### Stored data

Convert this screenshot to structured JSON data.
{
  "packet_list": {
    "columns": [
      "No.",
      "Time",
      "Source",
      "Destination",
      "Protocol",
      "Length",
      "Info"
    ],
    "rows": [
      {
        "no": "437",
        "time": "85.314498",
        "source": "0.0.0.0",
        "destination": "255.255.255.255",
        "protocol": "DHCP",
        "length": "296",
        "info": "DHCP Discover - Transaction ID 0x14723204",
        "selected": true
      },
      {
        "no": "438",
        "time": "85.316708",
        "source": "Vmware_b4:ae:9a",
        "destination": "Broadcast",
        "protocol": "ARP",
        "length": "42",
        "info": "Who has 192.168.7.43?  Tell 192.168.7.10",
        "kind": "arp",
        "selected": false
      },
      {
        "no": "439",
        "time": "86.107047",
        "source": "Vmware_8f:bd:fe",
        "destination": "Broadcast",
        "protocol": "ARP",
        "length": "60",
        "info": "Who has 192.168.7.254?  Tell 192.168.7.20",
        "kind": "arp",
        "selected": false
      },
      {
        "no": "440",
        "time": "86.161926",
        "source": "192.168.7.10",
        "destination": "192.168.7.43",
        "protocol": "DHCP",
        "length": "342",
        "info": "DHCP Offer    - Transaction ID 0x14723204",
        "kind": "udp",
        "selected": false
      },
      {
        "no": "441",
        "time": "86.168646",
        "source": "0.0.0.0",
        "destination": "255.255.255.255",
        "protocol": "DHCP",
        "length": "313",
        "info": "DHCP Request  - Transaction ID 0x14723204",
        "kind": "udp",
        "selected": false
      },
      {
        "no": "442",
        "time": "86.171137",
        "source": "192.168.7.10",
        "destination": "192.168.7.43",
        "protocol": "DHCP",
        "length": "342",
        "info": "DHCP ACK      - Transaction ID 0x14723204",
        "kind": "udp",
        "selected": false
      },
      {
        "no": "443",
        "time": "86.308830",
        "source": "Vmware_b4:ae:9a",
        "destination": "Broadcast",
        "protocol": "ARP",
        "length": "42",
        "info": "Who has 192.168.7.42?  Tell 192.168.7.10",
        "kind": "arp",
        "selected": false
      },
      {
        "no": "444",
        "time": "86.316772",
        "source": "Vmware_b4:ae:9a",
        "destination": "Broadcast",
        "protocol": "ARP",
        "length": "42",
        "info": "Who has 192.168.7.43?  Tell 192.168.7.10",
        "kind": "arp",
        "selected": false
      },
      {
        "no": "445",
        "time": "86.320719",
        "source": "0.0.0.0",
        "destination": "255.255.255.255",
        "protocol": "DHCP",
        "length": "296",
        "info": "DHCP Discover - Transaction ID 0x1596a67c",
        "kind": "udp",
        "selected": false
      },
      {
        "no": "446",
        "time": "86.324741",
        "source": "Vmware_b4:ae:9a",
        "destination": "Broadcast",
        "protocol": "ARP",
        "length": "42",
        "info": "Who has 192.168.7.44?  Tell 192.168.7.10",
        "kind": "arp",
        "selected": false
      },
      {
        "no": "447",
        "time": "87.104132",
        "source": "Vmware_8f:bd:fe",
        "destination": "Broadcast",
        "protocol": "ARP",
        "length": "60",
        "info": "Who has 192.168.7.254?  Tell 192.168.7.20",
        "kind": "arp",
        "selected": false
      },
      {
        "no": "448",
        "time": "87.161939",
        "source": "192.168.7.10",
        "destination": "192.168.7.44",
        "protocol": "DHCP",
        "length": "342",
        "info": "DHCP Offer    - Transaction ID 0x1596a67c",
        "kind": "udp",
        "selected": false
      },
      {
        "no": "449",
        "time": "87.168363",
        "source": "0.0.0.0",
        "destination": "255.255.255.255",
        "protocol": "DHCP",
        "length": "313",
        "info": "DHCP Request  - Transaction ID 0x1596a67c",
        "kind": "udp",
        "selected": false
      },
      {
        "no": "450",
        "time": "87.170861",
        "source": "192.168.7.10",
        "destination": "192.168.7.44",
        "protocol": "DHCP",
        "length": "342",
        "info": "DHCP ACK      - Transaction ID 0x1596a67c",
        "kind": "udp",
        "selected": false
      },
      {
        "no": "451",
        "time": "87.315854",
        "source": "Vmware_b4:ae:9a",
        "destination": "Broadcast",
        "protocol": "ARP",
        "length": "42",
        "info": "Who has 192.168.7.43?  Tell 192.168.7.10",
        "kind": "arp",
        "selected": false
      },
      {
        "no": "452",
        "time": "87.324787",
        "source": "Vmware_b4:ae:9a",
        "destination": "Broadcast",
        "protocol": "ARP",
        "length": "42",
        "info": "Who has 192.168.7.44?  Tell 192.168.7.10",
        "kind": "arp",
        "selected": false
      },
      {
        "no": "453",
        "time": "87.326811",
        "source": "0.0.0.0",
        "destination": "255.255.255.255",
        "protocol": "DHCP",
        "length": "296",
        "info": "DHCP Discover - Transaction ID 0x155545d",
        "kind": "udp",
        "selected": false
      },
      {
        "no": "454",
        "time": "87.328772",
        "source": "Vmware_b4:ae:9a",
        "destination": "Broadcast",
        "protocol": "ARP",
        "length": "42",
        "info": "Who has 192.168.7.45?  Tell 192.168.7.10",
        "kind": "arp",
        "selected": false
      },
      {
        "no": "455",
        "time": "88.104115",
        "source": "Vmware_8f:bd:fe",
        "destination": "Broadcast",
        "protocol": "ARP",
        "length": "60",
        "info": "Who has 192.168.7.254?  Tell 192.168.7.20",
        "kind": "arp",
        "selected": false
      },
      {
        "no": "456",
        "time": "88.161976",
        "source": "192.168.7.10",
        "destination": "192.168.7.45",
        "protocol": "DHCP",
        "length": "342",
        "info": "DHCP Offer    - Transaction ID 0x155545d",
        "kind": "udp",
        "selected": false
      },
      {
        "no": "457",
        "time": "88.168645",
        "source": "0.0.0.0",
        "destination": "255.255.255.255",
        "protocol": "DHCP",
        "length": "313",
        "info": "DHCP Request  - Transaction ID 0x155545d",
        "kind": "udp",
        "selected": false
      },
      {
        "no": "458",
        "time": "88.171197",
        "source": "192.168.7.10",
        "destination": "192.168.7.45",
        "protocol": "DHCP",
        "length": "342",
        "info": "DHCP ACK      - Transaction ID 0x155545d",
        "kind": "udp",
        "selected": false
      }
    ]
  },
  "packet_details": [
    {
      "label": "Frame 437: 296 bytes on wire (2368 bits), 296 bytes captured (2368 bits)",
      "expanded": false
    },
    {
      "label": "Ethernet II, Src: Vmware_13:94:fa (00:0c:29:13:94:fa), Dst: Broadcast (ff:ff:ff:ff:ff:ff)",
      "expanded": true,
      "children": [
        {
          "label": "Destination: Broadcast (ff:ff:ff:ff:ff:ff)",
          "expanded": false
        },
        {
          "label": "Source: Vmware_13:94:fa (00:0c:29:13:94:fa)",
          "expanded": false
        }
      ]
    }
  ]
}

* * *

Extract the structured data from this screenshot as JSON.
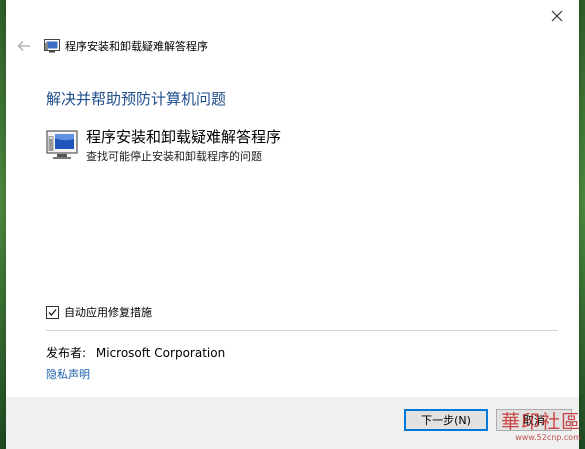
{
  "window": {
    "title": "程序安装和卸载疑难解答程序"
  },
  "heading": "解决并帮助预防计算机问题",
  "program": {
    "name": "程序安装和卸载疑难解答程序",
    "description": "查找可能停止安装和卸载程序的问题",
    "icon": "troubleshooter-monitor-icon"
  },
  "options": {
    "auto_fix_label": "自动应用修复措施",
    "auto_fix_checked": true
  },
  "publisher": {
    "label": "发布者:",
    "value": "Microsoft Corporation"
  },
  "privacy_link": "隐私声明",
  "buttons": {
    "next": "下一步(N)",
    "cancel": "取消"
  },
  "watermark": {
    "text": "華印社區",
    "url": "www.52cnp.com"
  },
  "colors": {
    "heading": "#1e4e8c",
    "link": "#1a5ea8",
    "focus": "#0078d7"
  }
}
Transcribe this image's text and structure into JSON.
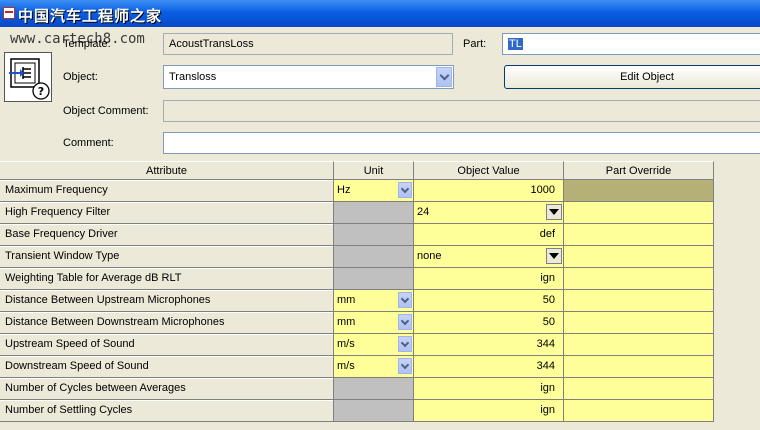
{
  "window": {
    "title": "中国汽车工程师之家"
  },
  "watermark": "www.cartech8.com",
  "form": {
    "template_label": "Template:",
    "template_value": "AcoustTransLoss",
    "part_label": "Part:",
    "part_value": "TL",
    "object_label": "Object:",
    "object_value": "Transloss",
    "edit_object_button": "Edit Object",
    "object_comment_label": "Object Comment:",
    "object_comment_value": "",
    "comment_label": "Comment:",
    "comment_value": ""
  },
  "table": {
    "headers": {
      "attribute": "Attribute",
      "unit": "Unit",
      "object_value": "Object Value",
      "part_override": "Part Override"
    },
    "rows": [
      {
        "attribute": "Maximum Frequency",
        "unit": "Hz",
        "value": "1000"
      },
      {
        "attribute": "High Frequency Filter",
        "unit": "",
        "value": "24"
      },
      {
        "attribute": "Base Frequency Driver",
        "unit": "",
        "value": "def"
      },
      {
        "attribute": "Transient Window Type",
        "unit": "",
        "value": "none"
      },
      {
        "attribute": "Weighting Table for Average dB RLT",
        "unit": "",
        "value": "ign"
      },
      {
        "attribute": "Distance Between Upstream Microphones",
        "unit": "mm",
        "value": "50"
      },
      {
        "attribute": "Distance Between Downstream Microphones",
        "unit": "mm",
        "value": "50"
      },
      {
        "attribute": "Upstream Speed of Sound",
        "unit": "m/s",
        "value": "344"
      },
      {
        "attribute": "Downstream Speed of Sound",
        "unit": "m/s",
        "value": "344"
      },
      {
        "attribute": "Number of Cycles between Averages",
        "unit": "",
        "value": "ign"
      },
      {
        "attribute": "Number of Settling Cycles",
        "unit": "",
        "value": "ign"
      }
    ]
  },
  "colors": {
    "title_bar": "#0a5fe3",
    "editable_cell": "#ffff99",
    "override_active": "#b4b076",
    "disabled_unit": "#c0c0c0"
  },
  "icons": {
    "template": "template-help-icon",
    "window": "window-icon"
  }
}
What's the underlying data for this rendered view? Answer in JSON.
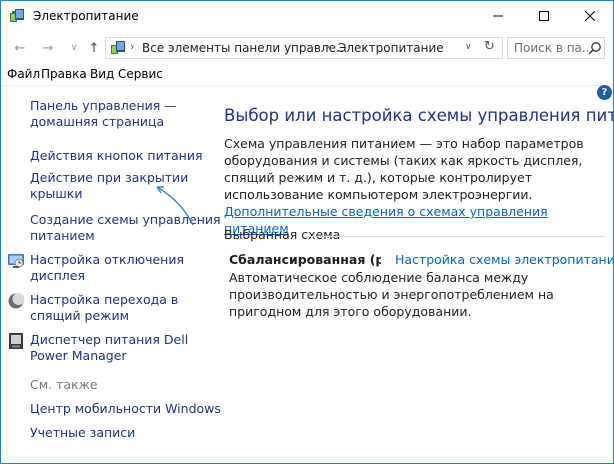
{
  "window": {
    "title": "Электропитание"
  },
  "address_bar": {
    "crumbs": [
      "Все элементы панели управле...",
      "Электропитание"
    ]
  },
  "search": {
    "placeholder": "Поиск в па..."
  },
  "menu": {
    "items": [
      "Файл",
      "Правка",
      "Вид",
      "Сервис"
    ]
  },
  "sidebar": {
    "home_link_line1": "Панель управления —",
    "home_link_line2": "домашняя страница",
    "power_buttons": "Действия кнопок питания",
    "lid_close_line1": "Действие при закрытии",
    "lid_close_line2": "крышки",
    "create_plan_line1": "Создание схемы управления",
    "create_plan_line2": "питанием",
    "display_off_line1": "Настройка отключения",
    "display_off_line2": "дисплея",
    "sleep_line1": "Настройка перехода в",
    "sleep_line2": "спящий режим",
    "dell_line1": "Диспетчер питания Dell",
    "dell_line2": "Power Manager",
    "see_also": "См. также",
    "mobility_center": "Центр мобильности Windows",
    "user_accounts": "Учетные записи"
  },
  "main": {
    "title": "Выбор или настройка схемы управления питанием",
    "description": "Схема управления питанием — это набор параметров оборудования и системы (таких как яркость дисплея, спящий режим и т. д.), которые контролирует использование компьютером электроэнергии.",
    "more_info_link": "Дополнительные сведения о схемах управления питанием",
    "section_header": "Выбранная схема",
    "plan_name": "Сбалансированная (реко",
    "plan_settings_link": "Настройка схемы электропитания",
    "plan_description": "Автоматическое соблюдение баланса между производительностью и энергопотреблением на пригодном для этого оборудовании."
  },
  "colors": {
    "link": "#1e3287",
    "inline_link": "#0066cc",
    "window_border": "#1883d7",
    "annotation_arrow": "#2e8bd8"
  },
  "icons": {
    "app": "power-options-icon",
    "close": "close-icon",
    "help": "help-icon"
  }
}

### Task objective
From the records, copy every line that has the string "text" in it.

### Solution for this task
    "text": "華印社區",
Transcribe this image's text and structure into JSON.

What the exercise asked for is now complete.